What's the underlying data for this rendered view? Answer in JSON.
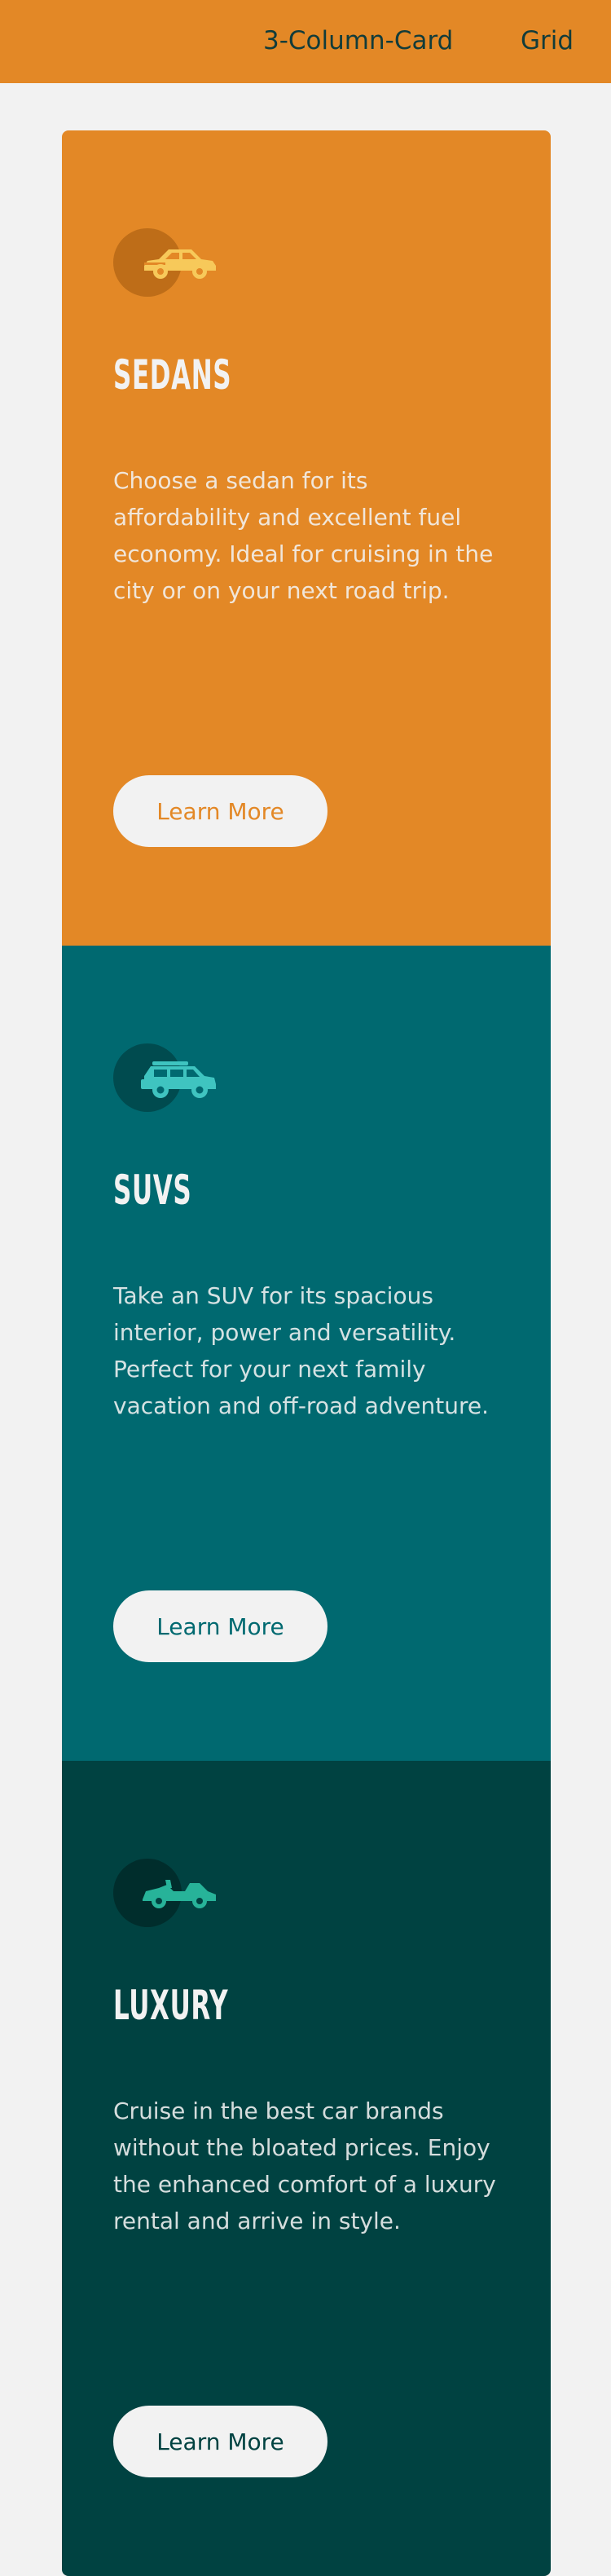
{
  "nav": {
    "links": [
      "3-Column-Card",
      "Grid"
    ],
    "text_color": "#123c3a",
    "background": "#e38826"
  },
  "cards": [
    {
      "title": "SEDANS",
      "text": "Choose a sedan for its affordability and excellent fuel economy. Ideal for cruising in the city or on your next road trip.",
      "button_label": "Learn More",
      "icon": "sedan-car-icon",
      "background": "#e38826",
      "button_text_color": "#e38826"
    },
    {
      "title": "SUVS",
      "text": "Take an SUV for its spacious interior, power and versatility. Perfect for your next family vacation and off-road adventure.",
      "button_label": "Learn More",
      "icon": "suv-car-icon",
      "background": "#006970",
      "button_text_color": "#006970"
    },
    {
      "title": "LUXURY",
      "text": "Cruise in the best car brands without the bloated prices. Enjoy the enhanced comfort of a luxury rental and arrive in style.",
      "button_label": "Learn More",
      "icon": "luxury-car-icon",
      "background": "#004241",
      "button_text_color": "#004241"
    }
  ]
}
----------
Challenge:
Pictures are excluded; copy all other data exactly as shown.

Task solution:
What's the underlying data for this rendered view? Answer in JSON.
{
  "nav": {
    "links": [
      "3-Column-Card",
      "Grid"
    ],
    "text_color": "#123c3a",
    "background": "#e38826"
  },
  "cards": [
    {
      "title": "SEDANS",
      "text": "Choose a sedan for its affordability and excellent fuel economy. Ideal for cruising in the city or on your next road trip.",
      "button_label": "Learn More",
      "icon": "sedan-car-icon",
      "background": "#e38826",
      "button_text_color": "#e38826"
    },
    {
      "title": "SUVS",
      "text": "Take an SUV for its spacious interior, power and versatility. Perfect for your next family vacation and off-road adventure.",
      "button_label": "Learn More",
      "icon": "suv-car-icon",
      "background": "#006970",
      "button_text_color": "#006970"
    },
    {
      "title": "LUXURY",
      "text": "Cruise in the best car brands without the bloated prices. Enjoy the enhanced comfort of a luxury rental and arrive in style.",
      "button_label": "Learn More",
      "icon": "luxury-car-icon",
      "background": "#004241",
      "button_text_color": "#004241"
    }
  ]
}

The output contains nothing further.